» Dataset records
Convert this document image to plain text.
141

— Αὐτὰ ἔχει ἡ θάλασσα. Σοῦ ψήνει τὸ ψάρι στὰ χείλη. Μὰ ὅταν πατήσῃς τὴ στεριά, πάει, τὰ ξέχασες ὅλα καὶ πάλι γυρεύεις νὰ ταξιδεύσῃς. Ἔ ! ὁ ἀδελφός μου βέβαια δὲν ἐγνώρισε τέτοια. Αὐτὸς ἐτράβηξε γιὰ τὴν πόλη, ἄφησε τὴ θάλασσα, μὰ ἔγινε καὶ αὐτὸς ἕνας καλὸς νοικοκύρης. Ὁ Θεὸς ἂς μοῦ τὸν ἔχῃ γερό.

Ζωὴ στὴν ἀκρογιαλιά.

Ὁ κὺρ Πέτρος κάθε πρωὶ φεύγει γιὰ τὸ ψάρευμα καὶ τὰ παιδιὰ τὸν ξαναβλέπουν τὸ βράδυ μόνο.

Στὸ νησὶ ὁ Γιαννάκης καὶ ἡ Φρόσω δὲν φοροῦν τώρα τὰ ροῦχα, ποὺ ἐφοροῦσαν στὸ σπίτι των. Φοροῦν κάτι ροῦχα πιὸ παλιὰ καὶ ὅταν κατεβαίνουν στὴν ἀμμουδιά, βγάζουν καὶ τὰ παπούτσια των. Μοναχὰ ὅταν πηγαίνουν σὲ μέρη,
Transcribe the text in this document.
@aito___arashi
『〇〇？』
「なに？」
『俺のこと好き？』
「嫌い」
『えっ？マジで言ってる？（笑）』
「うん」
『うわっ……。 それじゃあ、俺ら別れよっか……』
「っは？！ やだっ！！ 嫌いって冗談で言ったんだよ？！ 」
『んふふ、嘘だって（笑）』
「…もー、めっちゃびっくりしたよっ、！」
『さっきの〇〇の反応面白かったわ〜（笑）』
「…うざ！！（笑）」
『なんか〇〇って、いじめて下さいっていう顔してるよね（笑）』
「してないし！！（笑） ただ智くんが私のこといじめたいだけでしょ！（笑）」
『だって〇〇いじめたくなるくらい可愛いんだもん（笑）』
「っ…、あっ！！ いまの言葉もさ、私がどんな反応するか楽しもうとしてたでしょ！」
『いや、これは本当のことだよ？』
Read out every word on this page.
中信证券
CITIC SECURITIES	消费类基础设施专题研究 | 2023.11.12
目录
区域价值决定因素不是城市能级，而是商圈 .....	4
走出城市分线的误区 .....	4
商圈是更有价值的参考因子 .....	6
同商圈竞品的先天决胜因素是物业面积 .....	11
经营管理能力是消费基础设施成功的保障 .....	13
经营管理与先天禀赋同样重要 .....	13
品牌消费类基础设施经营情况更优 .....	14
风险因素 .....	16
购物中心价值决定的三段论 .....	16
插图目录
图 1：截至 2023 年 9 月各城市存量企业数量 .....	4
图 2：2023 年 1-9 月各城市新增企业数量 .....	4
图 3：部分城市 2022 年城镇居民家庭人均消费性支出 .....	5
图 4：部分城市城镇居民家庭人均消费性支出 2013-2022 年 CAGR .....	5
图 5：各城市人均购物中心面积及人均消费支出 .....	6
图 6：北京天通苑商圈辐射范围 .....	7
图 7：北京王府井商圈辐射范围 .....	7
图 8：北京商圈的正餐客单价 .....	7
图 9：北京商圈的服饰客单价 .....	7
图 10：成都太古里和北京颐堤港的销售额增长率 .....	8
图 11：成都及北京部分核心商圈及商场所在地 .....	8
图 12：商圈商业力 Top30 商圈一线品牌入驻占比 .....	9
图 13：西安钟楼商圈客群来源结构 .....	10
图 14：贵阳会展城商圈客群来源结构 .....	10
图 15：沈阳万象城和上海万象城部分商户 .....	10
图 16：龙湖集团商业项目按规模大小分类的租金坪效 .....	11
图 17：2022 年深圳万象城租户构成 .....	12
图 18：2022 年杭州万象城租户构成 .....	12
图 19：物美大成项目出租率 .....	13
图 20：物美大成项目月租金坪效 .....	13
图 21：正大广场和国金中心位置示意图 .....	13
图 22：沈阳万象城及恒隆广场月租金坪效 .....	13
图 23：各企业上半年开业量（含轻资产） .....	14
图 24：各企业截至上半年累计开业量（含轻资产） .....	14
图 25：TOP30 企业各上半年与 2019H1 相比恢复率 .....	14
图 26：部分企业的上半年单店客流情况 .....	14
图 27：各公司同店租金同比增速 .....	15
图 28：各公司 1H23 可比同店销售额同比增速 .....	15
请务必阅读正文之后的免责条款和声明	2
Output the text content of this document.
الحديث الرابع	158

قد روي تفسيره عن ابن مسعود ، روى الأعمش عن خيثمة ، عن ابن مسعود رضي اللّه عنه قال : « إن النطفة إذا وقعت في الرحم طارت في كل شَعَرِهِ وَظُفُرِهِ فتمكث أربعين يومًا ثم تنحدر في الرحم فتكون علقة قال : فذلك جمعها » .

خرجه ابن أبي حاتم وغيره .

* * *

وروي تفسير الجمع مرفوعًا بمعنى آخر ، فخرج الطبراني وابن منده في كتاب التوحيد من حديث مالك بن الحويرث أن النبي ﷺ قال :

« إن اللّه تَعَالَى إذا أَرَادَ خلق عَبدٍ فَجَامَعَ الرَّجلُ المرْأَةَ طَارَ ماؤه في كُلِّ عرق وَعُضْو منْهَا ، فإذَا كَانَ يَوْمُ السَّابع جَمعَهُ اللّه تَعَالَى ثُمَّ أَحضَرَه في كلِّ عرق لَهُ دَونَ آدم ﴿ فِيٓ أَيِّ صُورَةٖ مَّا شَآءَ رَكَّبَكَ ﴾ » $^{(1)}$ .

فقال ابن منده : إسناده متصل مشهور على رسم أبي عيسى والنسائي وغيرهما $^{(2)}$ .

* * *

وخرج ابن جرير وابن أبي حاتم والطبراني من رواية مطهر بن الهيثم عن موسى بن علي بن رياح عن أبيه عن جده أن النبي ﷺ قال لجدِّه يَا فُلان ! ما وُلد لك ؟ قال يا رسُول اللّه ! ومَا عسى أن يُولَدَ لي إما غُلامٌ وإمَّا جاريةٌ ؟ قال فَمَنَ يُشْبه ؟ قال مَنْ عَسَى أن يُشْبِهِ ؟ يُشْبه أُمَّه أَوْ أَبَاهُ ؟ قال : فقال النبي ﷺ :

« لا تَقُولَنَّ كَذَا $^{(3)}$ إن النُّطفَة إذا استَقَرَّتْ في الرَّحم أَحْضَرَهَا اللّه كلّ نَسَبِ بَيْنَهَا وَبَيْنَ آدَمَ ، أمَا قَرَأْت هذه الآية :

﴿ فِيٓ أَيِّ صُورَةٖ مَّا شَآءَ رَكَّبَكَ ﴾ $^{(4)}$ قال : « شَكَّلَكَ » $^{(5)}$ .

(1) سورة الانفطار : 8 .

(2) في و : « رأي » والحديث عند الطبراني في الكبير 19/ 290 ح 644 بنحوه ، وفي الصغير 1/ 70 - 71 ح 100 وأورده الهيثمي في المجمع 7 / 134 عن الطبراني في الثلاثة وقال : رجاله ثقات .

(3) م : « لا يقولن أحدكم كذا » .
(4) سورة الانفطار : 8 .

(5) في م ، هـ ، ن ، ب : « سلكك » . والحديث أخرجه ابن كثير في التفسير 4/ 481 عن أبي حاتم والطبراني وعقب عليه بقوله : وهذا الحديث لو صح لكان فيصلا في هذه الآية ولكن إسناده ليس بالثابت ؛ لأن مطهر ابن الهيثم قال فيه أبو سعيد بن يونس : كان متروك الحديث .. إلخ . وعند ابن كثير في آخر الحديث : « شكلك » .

» Do this
Please quote every record above exactly as it appears.

» Finished task
Convert this document image to plain text.
141

— Αὐτὰ ἔχει ἡ θάλασσα. Σοῦ ψήνει τὸ ψάρι στὰ χείλη. Μὰ ὅταν πατήσῃς τὴ στεριά, πάει, τὰ ξέχασες ὅλα καὶ πάλι γυρεύεις νὰ ταξιδεύσῃς. Ἔ ! ὁ ἀδελφός μου βέβαια δὲν ἐγνώρισε τέτοια. Αὐτὸς ἐτράβηξε γιὰ τὴν πόλη, ἄφησε τὴ θάλασσα, μὰ ἔγινε καὶ αὐτὸς ἕνας καλὸς νοικοκύρης. Ὁ Θεὸς ἂς μοῦ τὸν ἔχῃ γερό.

Ζωὴ στὴν ἀκρογιαλιά.

Ὁ κὺρ Πέτρος κάθε πρωὶ φεύγει γιὰ τὸ ψάρευμα καὶ τὰ παιδιὰ τὸν ξαναβλέπουν τὸ βράδυ μόνο.

Στὸ νησὶ ὁ Γιαννάκης καὶ ἡ Φρόσω δὲν φοροῦν τώρα τὰ ροῦχα, ποὺ ἐφοροῦσαν στὸ σπίτι των. Φοροῦν κάτι ροῦχα πιὸ παλιὰ καὶ ὅταν κατεβαίνουν στὴν ἀμμουδιά, βγάζουν καὶ τὰ παπούτσια των. Μοναχὰ ὅταν πηγαίνουν σὲ μέρη,
Transcribe the text in this document.
@aito___arashi
『〇〇？』
「なに？」
『俺のこと好き？』
「嫌い」
『えっ？マジで言ってる？（笑）』
「うん」
『うわっ……。 それじゃあ、俺ら別れよっか……』
「っは？！ やだっ！！ 嫌いって冗談で言ったんだよ？！ 」
『んふふ、嘘だって（笑）』
「…もー、めっちゃびっくりしたよっ、！」
『さっきの〇〇の反応面白かったわ〜（笑）』
「…うざ！！（笑）」
『なんか〇〇って、いじめて下さいっていう顔してるよね（笑）』
「してないし！！（笑） ただ智くんが私のこといじめたいだけでしょ！（笑）」
『だって〇〇いじめたくなるくらい可愛いんだもん（笑）』
「っ…、あっ！！ いまの言葉もさ、私がどんな反応するか楽しもうとしてたでしょ！」
『いや、これは本当のことだよ？』
Read out every word on this page.
中信证券
CITIC SECURITIES	消费类基础设施专题研究 | 2023.11.12
目录
区域价值决定因素不是城市能级，而是商圈 .....	4
走出城市分线的误区 .....	4
商圈是更有价值的参考因子 .....	6
同商圈竞品的先天决胜因素是物业面积 .....	11
经营管理能力是消费基础设施成功的保障 .....	13
经营管理与先天禀赋同样重要 .....	13
品牌消费类基础设施经营情况更优 .....	14
风险因素 .....	16
购物中心价值决定的三段论 .....	16
插图目录
图 1：截至 2023 年 9 月各城市存量企业数量 .....	4
图 2：2023 年 1-9 月各城市新增企业数量 .....	4
图 3：部分城市 2022 年城镇居民家庭人均消费性支出 .....	5
图 4：部分城市城镇居民家庭人均消费性支出 2013-2022 年 CAGR .....	5
图 5：各城市人均购物中心面积及人均消费支出 .....	6
图 6：北京天通苑商圈辐射范围 .....	7
图 7：北京王府井商圈辐射范围 .....	7
图 8：北京商圈的正餐客单价 .....	7
图 9：北京商圈的服饰客单价 .....	7
图 10：成都太古里和北京颐堤港的销售额增长率 .....	8
图 11：成都及北京部分核心商圈及商场所在地 .....	8
图 12：商圈商业力 Top30 商圈一线品牌入驻占比 .....	9
图 13：西安钟楼商圈客群来源结构 .....	10
图 14：贵阳会展城商圈客群来源结构 .....	10
图 15：沈阳万象城和上海万象城部分商户 .....	10
图 16：龙湖集团商业项目按规模大小分类的租金坪效 .....	11
图 17：2022 年深圳万象城租户构成 .....	12
图 18：2022 年杭州万象城租户构成 .....	12
图 19：物美大成项目出租率 .....	13
图 20：物美大成项目月租金坪效 .....	13
图 21：正大广场和国金中心位置示意图 .....	13
图 22：沈阳万象城及恒隆广场月租金坪效 .....	13
图 23：各企业上半年开业量（含轻资产） .....	14
图 24：各企业截至上半年累计开业量（含轻资产） .....	14
图 25：TOP30 企业各上半年与 2019H1 相比恢复率 .....	14
图 26：部分企业的上半年单店客流情况 .....	14
图 27：各公司同店租金同比增速 .....	15
图 28：各公司 1H23 可比同店销售额同比增速 .....	15
请务必阅读正文之后的免责条款和声明	2
Output the text content of this document.
الحديث الرابع	158

قد روي تفسيره عن ابن مسعود ، روى الأعمش عن خيثمة ، عن ابن مسعود رضي اللّه عنه قال : « إن النطفة إذا وقعت في الرحم طارت في كل شَعَرِهِ وَظُفُرِهِ فتمكث أربعين يومًا ثم تنحدر في الرحم فتكون علقة قال : فذلك جمعها » .

خرجه ابن أبي حاتم وغيره .

* * *

وروي تفسير الجمع مرفوعًا بمعنى آخر ، فخرج الطبراني وابن منده في كتاب التوحيد من حديث مالك بن الحويرث أن النبي ﷺ قال :

« إن اللّه تَعَالَى إذا أَرَادَ خلق عَبدٍ فَجَامَعَ الرَّجلُ المرْأَةَ طَارَ ماؤه في كُلِّ عرق وَعُضْو منْهَا ، فإذَا كَانَ يَوْمُ السَّابع جَمعَهُ اللّه تَعَالَى ثُمَّ أَحضَرَه في كلِّ عرق لَهُ دَونَ آدم ﴿ فِيٓ أَيِّ صُورَةٖ مَّا شَآءَ رَكَّبَكَ ﴾ » $^{(1)}$ .

فقال ابن منده : إسناده متصل مشهور على رسم أبي عيسى والنسائي وغيرهما $^{(2)}$ .

* * *

وخرج ابن جرير وابن أبي حاتم والطبراني من رواية مطهر بن الهيثم عن موسى بن علي بن رياح عن أبيه عن جده أن النبي ﷺ قال لجدِّه يَا فُلان ! ما وُلد لك ؟ قال يا رسُول اللّه ! ومَا عسى أن يُولَدَ لي إما غُلامٌ وإمَّا جاريةٌ ؟ قال فَمَنَ يُشْبه ؟ قال مَنْ عَسَى أن يُشْبِهِ ؟ يُشْبه أُمَّه أَوْ أَبَاهُ ؟ قال : فقال النبي ﷺ :

« لا تَقُولَنَّ كَذَا $^{(3)}$ إن النُّطفَة إذا استَقَرَّتْ في الرَّحم أَحْضَرَهَا اللّه كلّ نَسَبِ بَيْنَهَا وَبَيْنَ آدَمَ ، أمَا قَرَأْت هذه الآية :

﴿ فِيٓ أَيِّ صُورَةٖ مَّا شَآءَ رَكَّبَكَ ﴾ $^{(4)}$ قال : « شَكَّلَكَ » $^{(5)}$ .

(1) سورة الانفطار : 8 .

(2) في و : « رأي » والحديث عند الطبراني في الكبير 19/ 290 ح 644 بنحوه ، وفي الصغير 1/ 70 - 71 ح 100 وأورده الهيثمي في المجمع 7 / 134 عن الطبراني في الثلاثة وقال : رجاله ثقات .

(3) م : « لا يقولن أحدكم كذا » .
(4) سورة الانفطار : 8 .

(5) في م ، هـ ، ن ، ب : « سلكك » . والحديث أخرجه ابن كثير في التفسير 4/ 481 عن أبي حاتم والطبراني وعقب عليه بقوله : وهذا الحديث لو صح لكان فيصلا في هذه الآية ولكن إسناده ليس بالثابت ؛ لأن مطهر ابن الهيثم قال فيه أبو سعيد بن يونس : كان متروك الحديث .. إلخ . وعند ابن كثير في آخر الحديث : « شكلك » .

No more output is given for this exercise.